=== Exercise objective ===
Leave out any picture and return the remaining listing below exactly as given.

=== Working data ===
# # #
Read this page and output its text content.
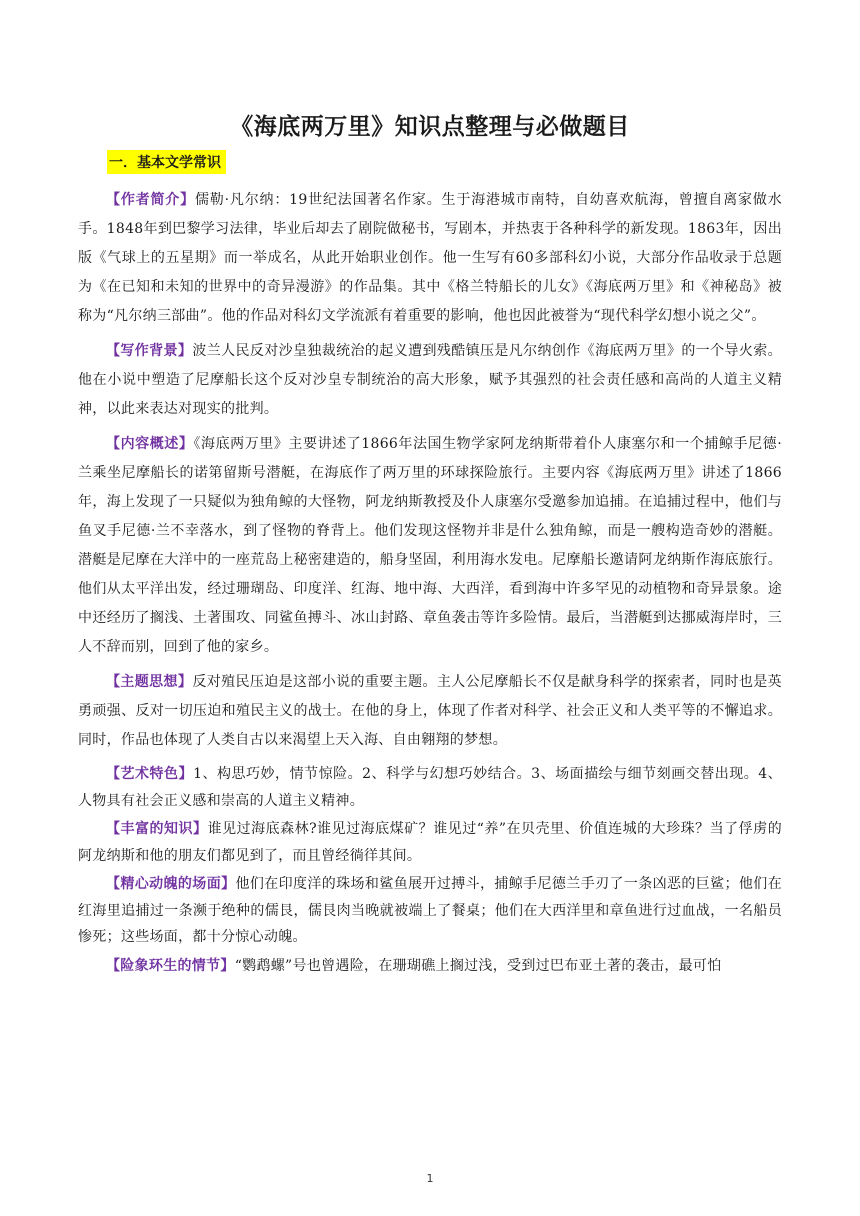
《海底两万里》知识点整理与必做题目
一．基本文学常识

【作者简介】儒勒·凡尔纳：19世纪法国著名作家。生于海港城市南特，自幼喜欢航海，曾擅自离家做水手。1848年到巴黎学习法律，毕业后却去了剧院做秘书，写剧本，并热衷于各种科学的新发现。1863年，因出版《气球上的五星期》而一举成名，从此开始职业创作。他一生写有60多部科幻小说，大部分作品收录于总题为《在已知和未知的世界中的奇异漫游》的作品集。其中《格兰特船长的儿女》《海底两万里》和《神秘岛》被称为“凡尔纳三部曲”。他的作品对科幻文学流派有着重要的影响，他也因此被誉为“现代科学幻想小说之父”。

【写作背景】波兰人民反对沙皇独裁统治的起义遭到残酷镇压是凡尔纳创作《海底两万里》的一个导火索。他在小说中塑造了尼摩船长这个反对沙皇专制统治的高大形象，赋予其强烈的社会责任感和高尚的人道主义精神，以此来表达对现实的批判。

【内容概述】《海底两万里》主要讲述了1866年法国生物学家阿龙纳斯带着仆人康塞尔和一个捕鲸手尼德·兰乘坐尼摩船长的诺第留斯号潜艇，在海底作了两万里的环球探险旅行。主要内容《海底两万里》讲述了1866年，海上发现了一只疑似为独角鲸的大怪物，阿龙纳斯教授及仆人康塞尔受邀参加追捕。在追捕过程中，他们与鱼叉手尼德·兰不幸落水，到了怪物的脊背上。他们发现这怪物并非是什么独角鲸，而是一艘构造奇妙的潜艇。潜艇是尼摩在大洋中的一座荒岛上秘密建造的，船身坚固，利用海水发电。尼摩船长邀请阿龙纳斯作海底旅行。他们从太平洋出发，经过珊瑚岛、印度洋、红海、地中海、大西洋，看到海中许多罕见的动植物和奇异景象。途中还经历了搁浅、土著围攻、同鲨鱼搏斗、冰山封路、章鱼袭击等许多险情。最后，当潜艇到达挪威海岸时，三人不辞而别，回到了他的家乡。

【主题思想】反对殖民压迫是这部小说的重要主题。主人公尼摩船长不仅是献身科学的探索者，同时也是英勇顽强、反对一切压迫和殖民主义的战士。在他的身上，体现了作者对科学、社会正义和人类平等的不懈追求。同时，作品也体现了人类自古以来渴望上天入海、自由翱翔的梦想。

【艺术特色】1、构思巧妙，情节惊险。2、科学与幻想巧妙结合。3、场面描绘与细节刻画交替出现。4、人物具有社会正义感和崇高的人道主义精神。

【丰富的知识】谁见过海底森林?谁见过海底煤矿？谁见过“养”在贝壳里、价值连城的大珍珠？当了俘虏的阿龙纳斯和他的朋友们都见到了，而且曾经徜徉其间。

【精心动魄的场面】他们在印度洋的珠场和鲨鱼展开过搏斗，捕鲸手尼德兰手刃了一条凶恶的巨鲨；他们在红海里追捕过一条濒于绝种的儒艮，儒艮肉当晚就被端上了餐桌；他们在大西洋里和章鱼进行过血战，一名船员惨死；这些场面，都十分惊心动魄。

【险象环生的情节】“鹦鹉螺”号也曾遇险，在珊瑚礁上搁过浅，受到过巴布亚土著的袭击，最可怕

1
# # #
=== Solution to this task ===
Read this page and output its text content.
《海底两万里》知识点整理与必做题目
一．基本文学常识

【作者简介】儒勒·凡尔纳：19世纪法国著名作家。生于海港城市南特，自幼喜欢航海，曾擅自离家做水手。1848年到巴黎学习法律，毕业后却去了剧院做秘书，写剧本，并热衷于各种科学的新发现。1863年，因出版《气球上的五星期》而一举成名，从此开始职业创作。他一生写有60多部科幻小说，大部分作品收录于总题为《在已知和未知的世界中的奇异漫游》的作品集。其中《格兰特船长的儿女》《海底两万里》和《神秘岛》被称为“凡尔纳三部曲”。他的作品对科幻文学流派有着重要的影响，他也因此被誉为“现代科学幻想小说之父”。

【写作背景】波兰人民反对沙皇独裁统治的起义遭到残酷镇压是凡尔纳创作《海底两万里》的一个导火索。他在小说中塑造了尼摩船长这个反对沙皇专制统治的高大形象，赋予其强烈的社会责任感和高尚的人道主义精神，以此来表达对现实的批判。

【内容概述】《海底两万里》主要讲述了1866年法国生物学家阿龙纳斯带着仆人康塞尔和一个捕鲸手尼德·兰乘坐尼摩船长的诺第留斯号潜艇，在海底作了两万里的环球探险旅行。主要内容《海底两万里》讲述了1866年，海上发现了一只疑似为独角鲸的大怪物，阿龙纳斯教授及仆人康塞尔受邀参加追捕。在追捕过程中，他们与鱼叉手尼德·兰不幸落水，到了怪物的脊背上。他们发现这怪物并非是什么独角鲸，而是一艘构造奇妙的潜艇。潜艇是尼摩在大洋中的一座荒岛上秘密建造的，船身坚固，利用海水发电。尼摩船长邀请阿龙纳斯作海底旅行。他们从太平洋出发，经过珊瑚岛、印度洋、红海、地中海、大西洋，看到海中许多罕见的动植物和奇异景象。途中还经历了搁浅、土著围攻、同鲨鱼搏斗、冰山封路、章鱼袭击等许多险情。最后，当潜艇到达挪威海岸时，三人不辞而别，回到了他的家乡。

【主题思想】反对殖民压迫是这部小说的重要主题。主人公尼摩船长不仅是献身科学的探索者，同时也是英勇顽强、反对一切压迫和殖民主义的战士。在他的身上，体现了作者对科学、社会正义和人类平等的不懈追求。同时，作品也体现了人类自古以来渴望上天入海、自由翱翔的梦想。

【艺术特色】1、构思巧妙，情节惊险。2、科学与幻想巧妙结合。3、场面描绘与细节刻画交替出现。4、人物具有社会正义感和崇高的人道主义精神。

【丰富的知识】谁见过海底森林?谁见过海底煤矿？谁见过“养”在贝壳里、价值连城的大珍珠？当了俘虏的阿龙纳斯和他的朋友们都见到了，而且曾经徜徉其间。

【精心动魄的场面】他们在印度洋的珠场和鲨鱼展开过搏斗，捕鲸手尼德兰手刃了一条凶恶的巨鲨；他们在红海里追捕过一条濒于绝种的儒艮，儒艮肉当晚就被端上了餐桌；他们在大西洋里和章鱼进行过血战，一名船员惨死；这些场面，都十分惊心动魄。

【险象环生的情节】“鹦鹉螺”号也曾遇险，在珊瑚礁上搁过浅，受到过巴布亚土著的袭击，最可怕

1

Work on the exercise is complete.